begin Records provided

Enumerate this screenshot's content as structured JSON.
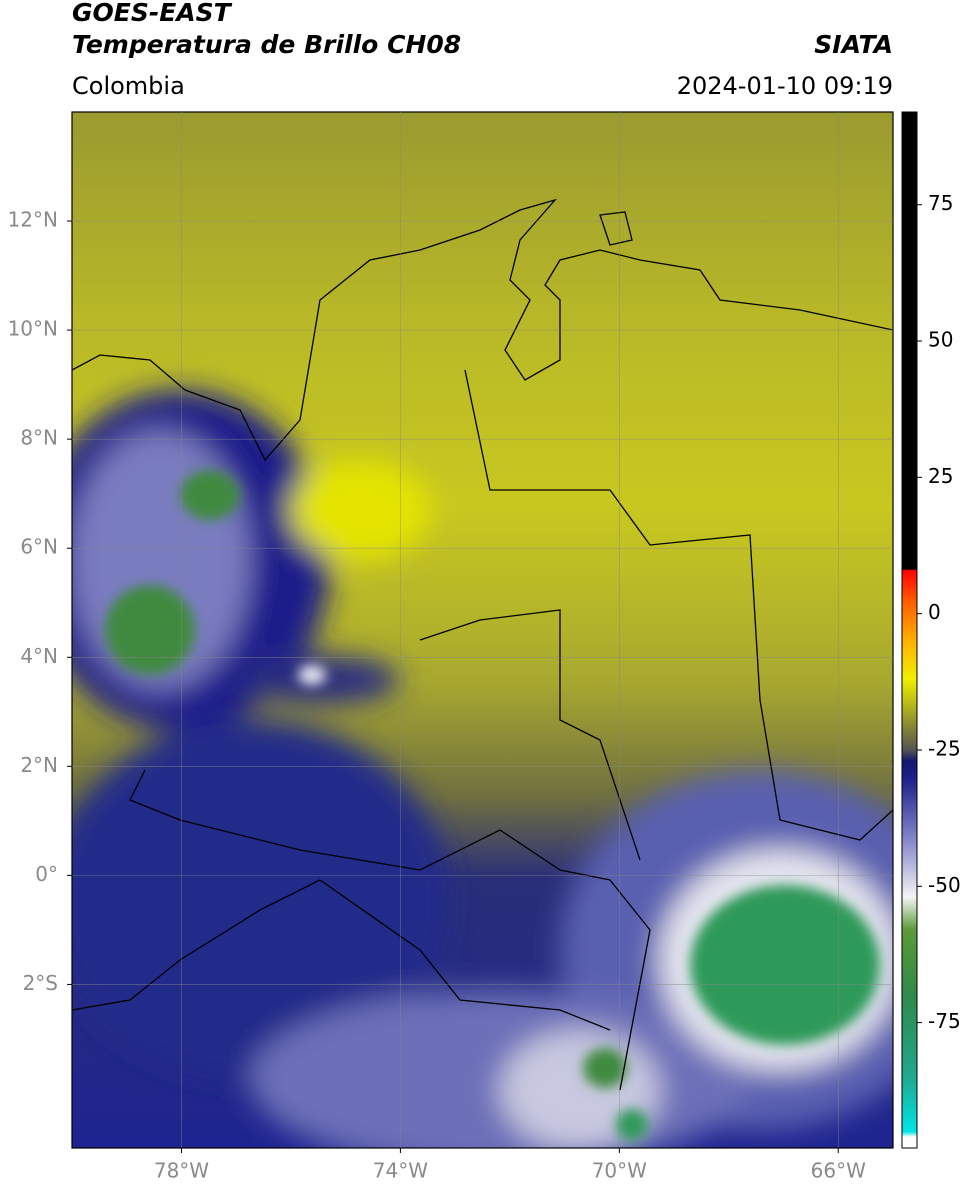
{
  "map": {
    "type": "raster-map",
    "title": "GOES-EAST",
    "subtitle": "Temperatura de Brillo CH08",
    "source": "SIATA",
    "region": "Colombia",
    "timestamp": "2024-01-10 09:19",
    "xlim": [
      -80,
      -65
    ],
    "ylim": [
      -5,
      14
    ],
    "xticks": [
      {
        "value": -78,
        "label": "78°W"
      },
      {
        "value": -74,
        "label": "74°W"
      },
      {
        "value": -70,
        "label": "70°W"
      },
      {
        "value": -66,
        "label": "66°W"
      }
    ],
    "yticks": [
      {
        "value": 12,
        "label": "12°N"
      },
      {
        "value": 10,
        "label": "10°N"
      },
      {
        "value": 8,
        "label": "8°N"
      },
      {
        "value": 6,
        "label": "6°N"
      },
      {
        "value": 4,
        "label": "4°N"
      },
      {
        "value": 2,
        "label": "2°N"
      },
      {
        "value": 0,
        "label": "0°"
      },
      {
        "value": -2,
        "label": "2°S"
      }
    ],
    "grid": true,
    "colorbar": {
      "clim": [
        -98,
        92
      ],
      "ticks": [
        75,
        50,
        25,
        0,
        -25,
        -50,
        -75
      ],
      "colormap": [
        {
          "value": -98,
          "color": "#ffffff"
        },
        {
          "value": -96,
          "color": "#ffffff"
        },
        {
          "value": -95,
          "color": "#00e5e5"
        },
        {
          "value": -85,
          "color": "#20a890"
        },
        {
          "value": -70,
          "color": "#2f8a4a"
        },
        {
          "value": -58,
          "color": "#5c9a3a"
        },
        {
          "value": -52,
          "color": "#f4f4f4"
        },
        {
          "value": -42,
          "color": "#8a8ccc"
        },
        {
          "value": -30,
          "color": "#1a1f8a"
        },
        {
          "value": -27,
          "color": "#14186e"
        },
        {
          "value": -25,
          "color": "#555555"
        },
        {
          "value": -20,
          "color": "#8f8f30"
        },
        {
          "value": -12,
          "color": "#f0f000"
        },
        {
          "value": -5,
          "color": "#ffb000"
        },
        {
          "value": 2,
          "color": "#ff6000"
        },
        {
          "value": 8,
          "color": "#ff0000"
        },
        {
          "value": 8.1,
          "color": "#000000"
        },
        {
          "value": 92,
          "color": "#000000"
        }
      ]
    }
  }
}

end Records provided

## Short exercise
Your copy should match the records word for word, with the pictures removed.

## Response
Enumerate this screenshot's content as structured JSON.
{
  "map": {
    "type": "raster-map",
    "title": "GOES-EAST",
    "subtitle": "Temperatura de Brillo CH08",
    "source": "SIATA",
    "region": "Colombia",
    "timestamp": "2024-01-10 09:19",
    "xlim": [
      -80,
      -65
    ],
    "ylim": [
      -5,
      14
    ],
    "xticks": [
      {
        "value": -78,
        "label": "78°W"
      },
      {
        "value": -74,
        "label": "74°W"
      },
      {
        "value": -70,
        "label": "70°W"
      },
      {
        "value": -66,
        "label": "66°W"
      }
    ],
    "yticks": [
      {
        "value": 12,
        "label": "12°N"
      },
      {
        "value": 10,
        "label": "10°N"
      },
      {
        "value": 8,
        "label": "8°N"
      },
      {
        "value": 6,
        "label": "6°N"
      },
      {
        "value": 4,
        "label": "4°N"
      },
      {
        "value": 2,
        "label": "2°N"
      },
      {
        "value": 0,
        "label": "0°"
      },
      {
        "value": -2,
        "label": "2°S"
      }
    ],
    "grid": true,
    "colorbar": {
      "clim": [
        -98,
        92
      ],
      "ticks": [
        75,
        50,
        25,
        0,
        -25,
        -50,
        -75
      ],
      "colormap": [
        {
          "value": -98,
          "color": "#ffffff"
        },
        {
          "value": -96,
          "color": "#ffffff"
        },
        {
          "value": -95,
          "color": "#00e5e5"
        },
        {
          "value": -85,
          "color": "#20a890"
        },
        {
          "value": -70,
          "color": "#2f8a4a"
        },
        {
          "value": -58,
          "color": "#5c9a3a"
        },
        {
          "value": -52,
          "color": "#f4f4f4"
        },
        {
          "value": -42,
          "color": "#8a8ccc"
        },
        {
          "value": -30,
          "color": "#1a1f8a"
        },
        {
          "value": -27,
          "color": "#14186e"
        },
        {
          "value": -25,
          "color": "#555555"
        },
        {
          "value": -20,
          "color": "#8f8f30"
        },
        {
          "value": -12,
          "color": "#f0f000"
        },
        {
          "value": -5,
          "color": "#ffb000"
        },
        {
          "value": 2,
          "color": "#ff6000"
        },
        {
          "value": 8,
          "color": "#ff0000"
        },
        {
          "value": 8.1,
          "color": "#000000"
        },
        {
          "value": 92,
          "color": "#000000"
        }
      ]
    }
  }
}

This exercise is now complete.